_Problems to solve_.
a - Set down the passage on the sharing economy word for word, everything from "In this article, we" down to "traditional taxi industry.".
b - Resume the passage on the sharing economy, picking up after its last sentence and carrying it forward.

With the advent of the digital age, the sharing economy has become a leader in the business field. The sharing economy is an emerging trend that is transforming society and the business world today. The sharing economy creates wealth by enabling access to idle assets and lowering transaction costs, which in turn facilitates exchange through platform logic and enables previously unheard-of scalability (Geissinger et al., 2018).The sharing economy has the potential to create new economic opportunities, reduce waste and increase efficiency. According to Lee et al. (2018)we can determine that as customers may get goods and services on demand and frequently for less money than traditional models, it also gives consumers more options and freedom.
In this article, we will focus on the commercialization process of the sharing economy. We will delve into Uber and its business model, a representative company of the sharing economy model. By comparing the business model differences between traditional taxi and Uber, we will highlight the characteristics of the sharing economy and the innovation of the business model. Finally, we will summarize the comparative analysis and explore the impact of the commercialization of the sharing economy on the industry and society.
Rise of Uber and its Disruptive Business Model
With the continuous development of science and technology, the sharing economy model has emerged. Uber, as a typical representative of the sharing economy transportation platform, has brought revolutionary changes to the traditional taxi industry.

_Given material_.
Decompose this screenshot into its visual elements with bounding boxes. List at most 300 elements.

_Outputs_.
a -
In this article, we will focus on the commercialization process of the sharing economy. We will delve into Uber and its business model, a representative company of the sharing economy model. By comparing the business model differences between traditional taxi and Uber, we will highlight the characteristics of the sharing economy and the innovation of the business model. Finally, we will summarize the comparative analysis and explore the impact of the commercialization of the sharing economy on the industry and society.
Rise of Uber and its Disruptive Business Model
With the continuous development of science and technology, the sharing economy model has emerged. Uber, as a typical representative of the sharing economy transportation platform, has brought revolutionary changes to the traditional taxi industry.

b -
Uber’s Business Model
Uber’s smartphone app, a versatile and dynamic digital platform, is the cornerstone of its business model.
To enable ride-sharing, the app integrates its own proprietary technology with a number of third-party complimentary technologies. The UberCab app, for instance, enables users to pre-define a destination and book a transport in a single click using GPS technology powered by a smartphone and Google Maps. The app also uses a smartphone’s accelerometer to replicate a taxi metre by measuring the length and distance of each trip, and it makes it easy to pay through a network of payment service providers.
Uber neither owns nor employs professional drivers. Drivers who supply services through its app are instead treated as independent contractors.
Uber describes itself as a technology firm that makes ride-sharing easier by connecting drivers and riders through a two-sided digital marketplace. The company receives a commision from each vehicle’s fare in exchange for using its digital platform to enable connectivity. Additionally, it charges drivers for other services, such as payment processing through its online platform(Garud et al., 2020).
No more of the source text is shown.